● **Figure contents as structured data**
# # # #

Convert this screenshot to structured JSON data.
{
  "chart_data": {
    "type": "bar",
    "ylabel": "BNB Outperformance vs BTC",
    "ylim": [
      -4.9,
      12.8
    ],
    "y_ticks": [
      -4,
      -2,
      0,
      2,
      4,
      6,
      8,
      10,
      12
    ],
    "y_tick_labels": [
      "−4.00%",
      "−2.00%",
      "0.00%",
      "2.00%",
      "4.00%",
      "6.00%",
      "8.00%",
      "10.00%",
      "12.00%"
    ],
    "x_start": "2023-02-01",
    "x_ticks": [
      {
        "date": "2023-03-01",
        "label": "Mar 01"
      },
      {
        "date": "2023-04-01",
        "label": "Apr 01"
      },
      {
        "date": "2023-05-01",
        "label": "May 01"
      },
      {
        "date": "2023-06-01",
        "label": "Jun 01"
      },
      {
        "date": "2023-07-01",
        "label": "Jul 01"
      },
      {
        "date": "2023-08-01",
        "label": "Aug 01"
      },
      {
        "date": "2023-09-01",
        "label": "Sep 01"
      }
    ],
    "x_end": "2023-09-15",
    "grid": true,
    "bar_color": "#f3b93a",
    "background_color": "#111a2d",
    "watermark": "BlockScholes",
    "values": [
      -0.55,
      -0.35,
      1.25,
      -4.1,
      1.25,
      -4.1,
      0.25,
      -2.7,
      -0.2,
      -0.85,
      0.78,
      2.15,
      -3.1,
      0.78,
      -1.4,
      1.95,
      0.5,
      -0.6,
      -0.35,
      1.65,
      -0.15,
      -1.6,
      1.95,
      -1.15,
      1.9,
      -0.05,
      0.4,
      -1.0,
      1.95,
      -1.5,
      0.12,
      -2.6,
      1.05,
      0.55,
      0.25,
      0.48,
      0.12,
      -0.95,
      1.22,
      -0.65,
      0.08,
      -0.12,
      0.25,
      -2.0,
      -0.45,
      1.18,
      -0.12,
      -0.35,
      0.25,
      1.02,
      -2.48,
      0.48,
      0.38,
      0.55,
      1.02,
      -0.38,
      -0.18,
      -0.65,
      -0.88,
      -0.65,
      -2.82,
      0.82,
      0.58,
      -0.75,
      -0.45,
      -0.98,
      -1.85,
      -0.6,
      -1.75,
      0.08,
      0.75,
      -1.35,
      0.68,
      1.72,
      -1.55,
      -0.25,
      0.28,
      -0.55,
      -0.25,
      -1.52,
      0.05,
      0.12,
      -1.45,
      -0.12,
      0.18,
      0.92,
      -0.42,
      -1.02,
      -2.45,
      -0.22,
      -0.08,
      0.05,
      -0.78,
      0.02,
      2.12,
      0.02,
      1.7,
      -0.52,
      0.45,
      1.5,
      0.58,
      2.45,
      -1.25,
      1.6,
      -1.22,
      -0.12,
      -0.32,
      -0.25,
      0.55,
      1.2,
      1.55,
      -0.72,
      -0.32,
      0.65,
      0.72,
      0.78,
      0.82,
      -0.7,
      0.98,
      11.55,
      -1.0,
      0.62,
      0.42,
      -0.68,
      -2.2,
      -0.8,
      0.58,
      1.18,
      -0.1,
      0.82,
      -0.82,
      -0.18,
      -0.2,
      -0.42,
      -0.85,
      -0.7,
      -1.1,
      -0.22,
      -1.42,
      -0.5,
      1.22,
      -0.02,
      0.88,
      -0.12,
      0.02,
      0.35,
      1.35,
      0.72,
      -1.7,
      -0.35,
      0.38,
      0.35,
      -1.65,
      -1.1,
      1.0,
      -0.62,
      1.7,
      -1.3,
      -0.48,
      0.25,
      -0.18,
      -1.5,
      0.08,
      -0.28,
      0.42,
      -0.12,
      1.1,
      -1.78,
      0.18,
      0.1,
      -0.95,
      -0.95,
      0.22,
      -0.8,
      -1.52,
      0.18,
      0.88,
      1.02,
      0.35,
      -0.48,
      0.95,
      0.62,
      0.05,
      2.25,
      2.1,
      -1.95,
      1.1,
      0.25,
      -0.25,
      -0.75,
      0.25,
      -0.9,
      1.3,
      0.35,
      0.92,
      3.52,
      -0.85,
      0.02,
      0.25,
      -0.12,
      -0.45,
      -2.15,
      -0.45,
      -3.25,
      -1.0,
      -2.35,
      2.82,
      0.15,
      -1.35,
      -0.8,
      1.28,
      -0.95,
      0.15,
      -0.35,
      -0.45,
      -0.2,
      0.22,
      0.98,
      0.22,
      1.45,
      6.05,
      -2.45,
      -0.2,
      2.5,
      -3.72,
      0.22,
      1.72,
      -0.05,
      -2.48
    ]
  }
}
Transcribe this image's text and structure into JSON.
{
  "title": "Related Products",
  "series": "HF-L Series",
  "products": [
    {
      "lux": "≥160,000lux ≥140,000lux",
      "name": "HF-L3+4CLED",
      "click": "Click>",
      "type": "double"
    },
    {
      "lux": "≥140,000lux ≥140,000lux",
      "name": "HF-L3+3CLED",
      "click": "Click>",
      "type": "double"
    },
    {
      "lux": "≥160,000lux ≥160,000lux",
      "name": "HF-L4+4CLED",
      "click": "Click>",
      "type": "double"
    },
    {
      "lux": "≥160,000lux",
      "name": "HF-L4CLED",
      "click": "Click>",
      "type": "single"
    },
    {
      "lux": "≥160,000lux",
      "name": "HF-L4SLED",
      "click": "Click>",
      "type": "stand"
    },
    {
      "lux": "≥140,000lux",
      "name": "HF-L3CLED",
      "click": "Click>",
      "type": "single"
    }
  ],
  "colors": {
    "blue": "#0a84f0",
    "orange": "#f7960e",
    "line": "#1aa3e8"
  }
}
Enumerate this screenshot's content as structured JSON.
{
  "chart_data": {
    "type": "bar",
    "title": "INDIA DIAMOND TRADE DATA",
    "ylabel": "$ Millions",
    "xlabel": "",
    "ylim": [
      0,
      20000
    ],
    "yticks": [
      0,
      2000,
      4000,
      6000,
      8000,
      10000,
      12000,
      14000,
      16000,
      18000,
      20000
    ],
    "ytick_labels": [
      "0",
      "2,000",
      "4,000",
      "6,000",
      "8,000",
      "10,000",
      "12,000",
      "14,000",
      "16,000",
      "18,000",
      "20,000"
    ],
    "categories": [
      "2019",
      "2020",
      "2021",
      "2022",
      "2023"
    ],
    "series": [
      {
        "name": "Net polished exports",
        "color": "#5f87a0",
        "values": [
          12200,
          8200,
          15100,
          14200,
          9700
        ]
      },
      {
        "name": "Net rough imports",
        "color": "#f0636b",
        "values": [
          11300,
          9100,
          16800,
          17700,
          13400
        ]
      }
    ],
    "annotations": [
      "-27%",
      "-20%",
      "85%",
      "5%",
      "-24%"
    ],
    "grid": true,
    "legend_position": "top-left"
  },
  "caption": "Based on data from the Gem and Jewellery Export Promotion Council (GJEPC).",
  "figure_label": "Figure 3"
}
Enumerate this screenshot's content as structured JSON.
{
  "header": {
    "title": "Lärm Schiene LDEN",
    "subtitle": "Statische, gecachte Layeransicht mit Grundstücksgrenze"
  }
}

# # # #

● **WHAT IS NEEDED**
In the records above, locate each line with the word "name". Copy all such lines.

● **RESULT OF THE TASK**
      "name": "HF-L3+4CLED",
      "name": "HF-L3+3CLED",
      "name": "HF-L4+4CLED",
      "name": "HF-L4CLED",
      "name": "HF-L4SLED",
      "name": "HF-L3CLED",
        "name": "Net polished exports",
        "name": "Net rough imports",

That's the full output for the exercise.